==== TEXTO SELECIONADO ====
Em dezembro, o mercado de metais preciosos destacou a prata — e não o ouro — como o ativo com melhor desempenho.
A prata subiu rapidamente de 40 $ para 50 $, depois 55 $ e 60 $, ultrapassando sucessivos máximos históricos a um ritmo quase ininterrupto, deixando pouco espaço para o mercado reagir.
No dia 12 de dezembro, a prata à vista atingiu momentaneamente o recorde de 64,28 $ por onça, antes de inverter abruptamente. Desde o início do ano, a prata valorizou quase 110 %, superando largamente os 60 % do ouro.
Este rally pode parecer “perfeitamente racional”, mas é precisamente essa racionalidade que o torna especialmente arriscado.
Porque está a prata a valorizar?
Porque parece merecer.
Segundo a lógica institucional dominante, todos os fatores se encaixam.
As expectativas renovadas de cortes de taxas pela Reserva Federal reacenderam o interesse nos metais preciosos. Os recentes dados fracos de emprego e inflação levaram o mercado a apostar em mais cortes no início de 2026. Sendo um ativo altamente sensível, a prata reage ainda mais intensamente que o ouro.
==== DADOS FORNECIDOS ====
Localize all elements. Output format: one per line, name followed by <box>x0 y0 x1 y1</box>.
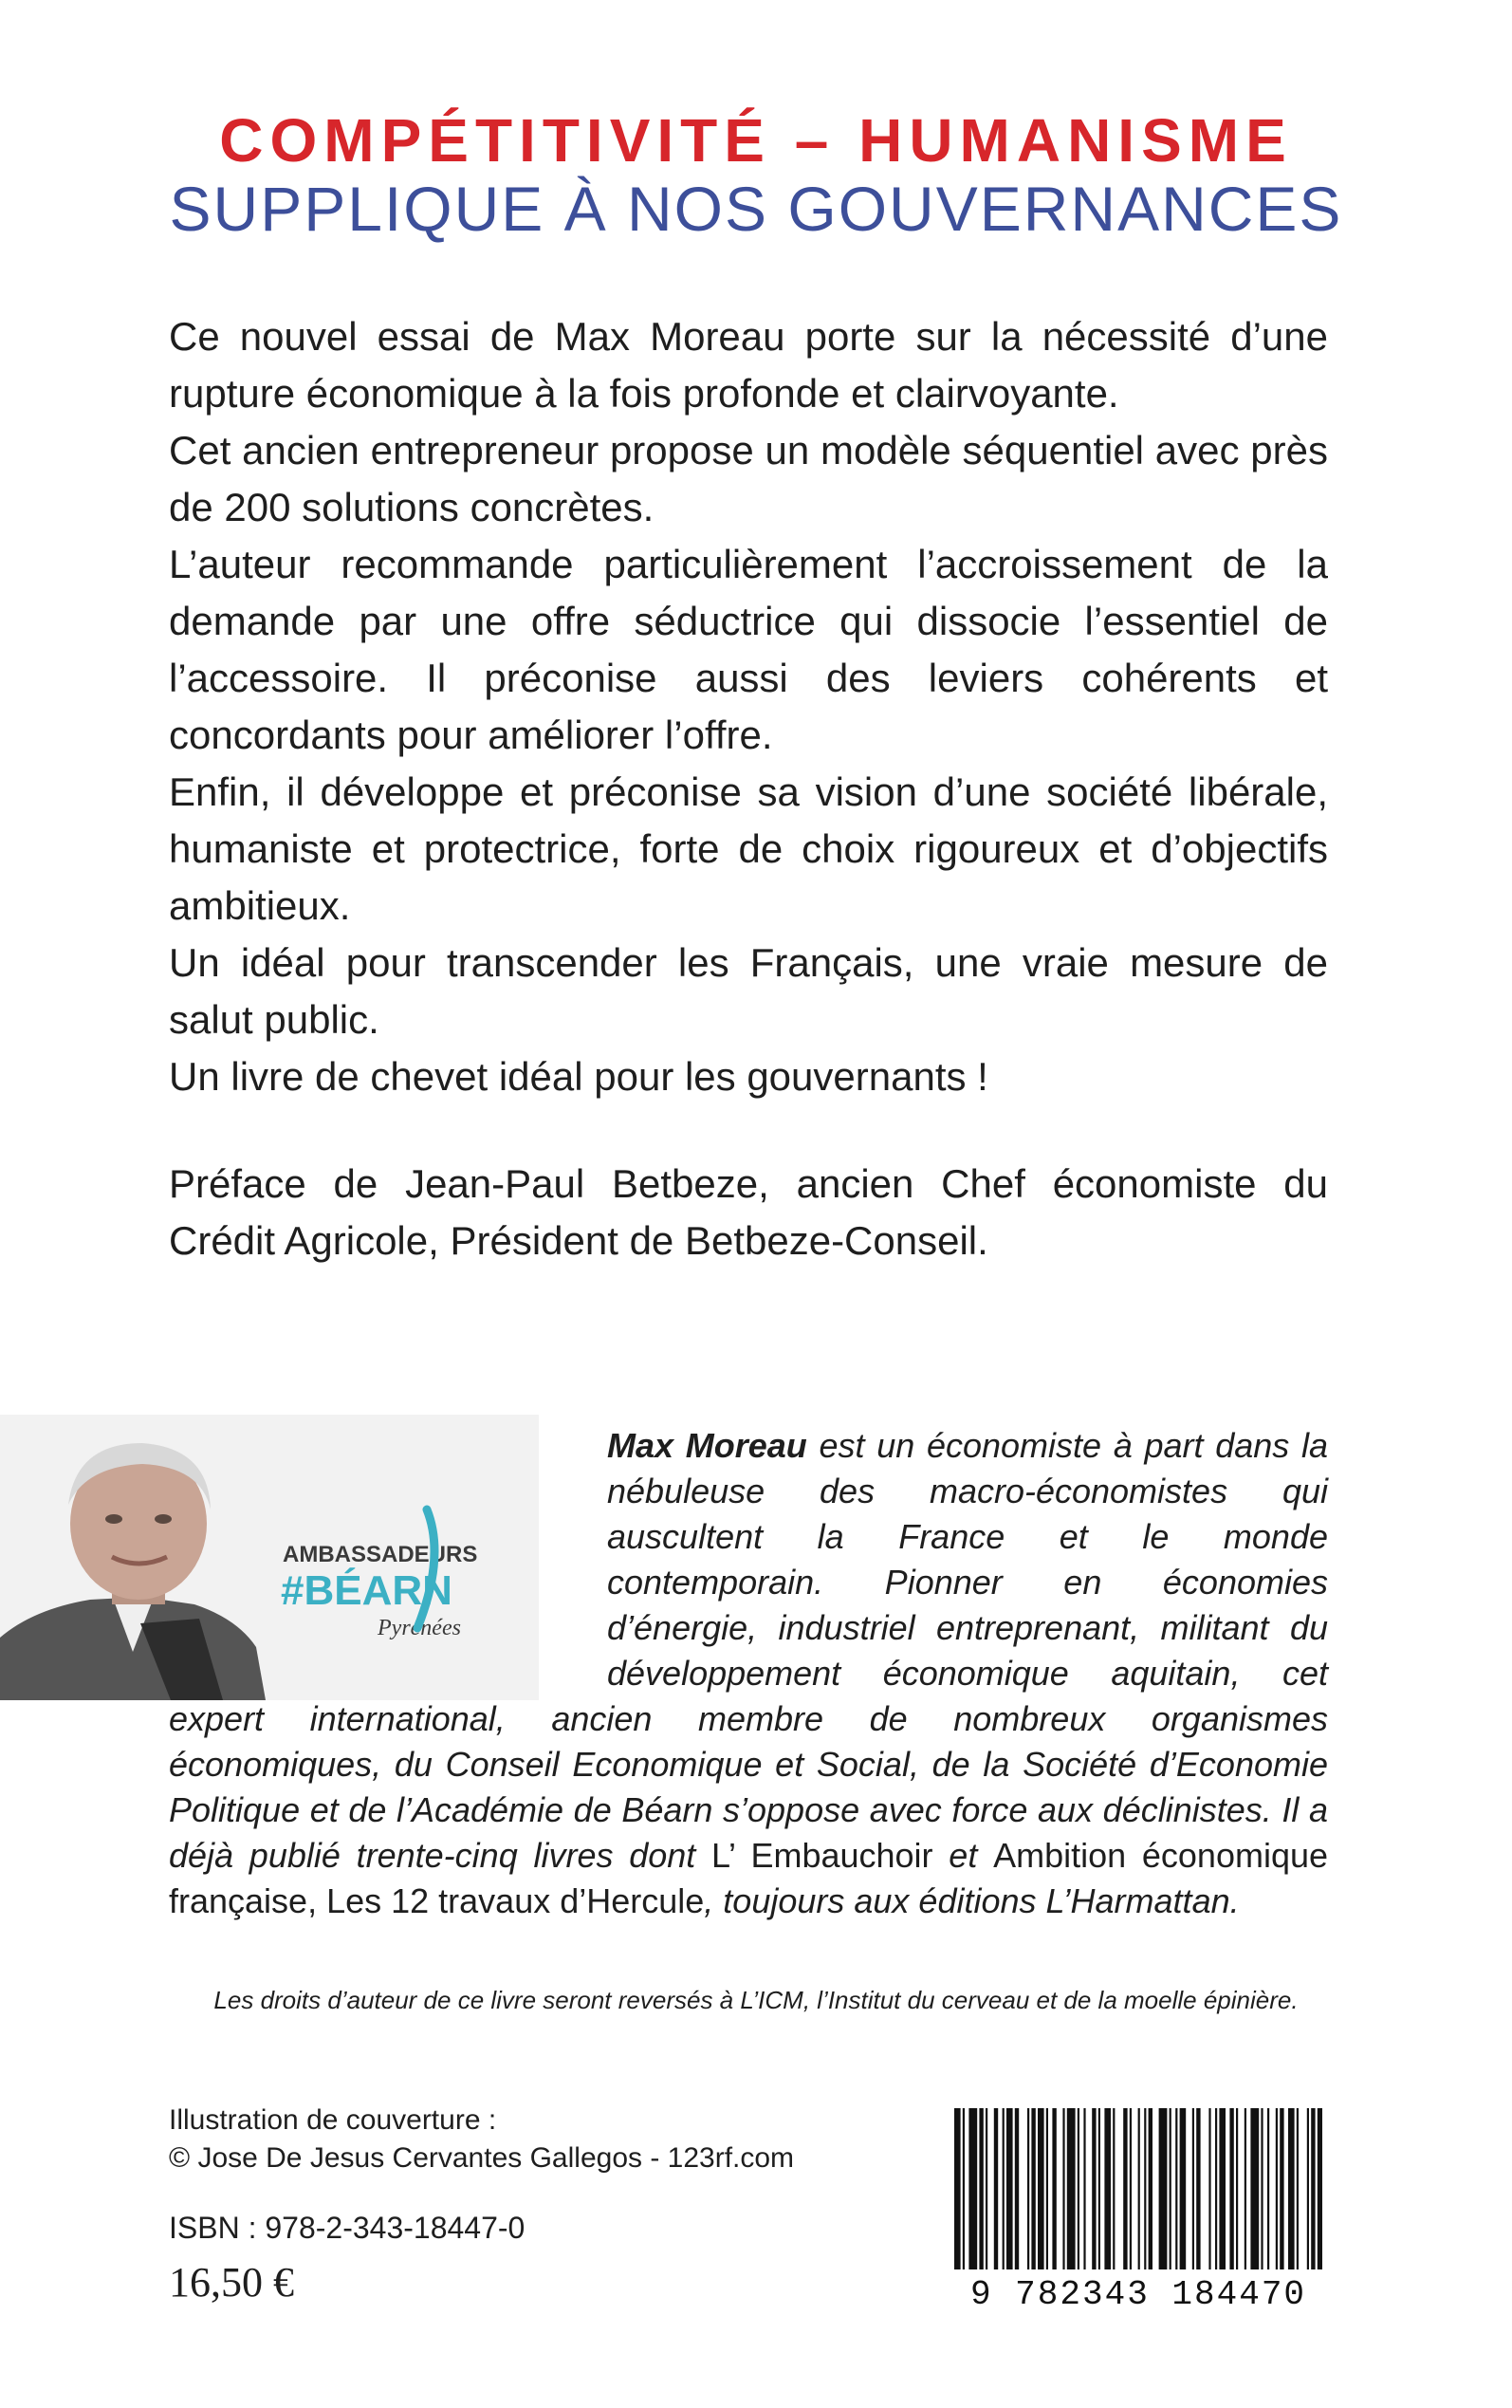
====
*INSTRUÇÕES:*
1 > Reproduza o trecho do texto sobre a prata desde "A prata subiu" até "prata a valorizar?".
2 > Responda às perguntas seguintes com base no texto sobre a prata.
(a) Segundo o texto, qual foi o ativo com melhor desempenho no mercado de metais preciosos em dezembro?
(b) Que valor recorde por onça atingiu a prata à vista no dia 12 de dezembro?
(c) Para quando o mercado passou a apostar em mais cortes de taxas?

*RESPOSTAS DO EXERCÍCIO:*
1 >
A prata subiu rapidamente de 40 $ para 50 $, depois 55 $ e 60 $, ultrapassando sucessivos máximos históricos a um ritmo quase ininterrupto, deixando pouco espaço para o mercado reagir.
No dia 12 de dezembro, a prata à vista atingiu momentaneamente o recorde de 64,28 $ por onça, antes de inverter abruptamente. Desde o início do ano, a prata valorizou quase 110 %, superando largamente os 60 % do ouro.
Este rally pode parecer “perfeitamente racional”, mas é precisamente essa racionalidade que o torna especialmente arriscado.
Porque está a prata a valorizar?

2 >
(a) A prata.
(b) 64,28 $ por onça.
(c) Para o início de 2026.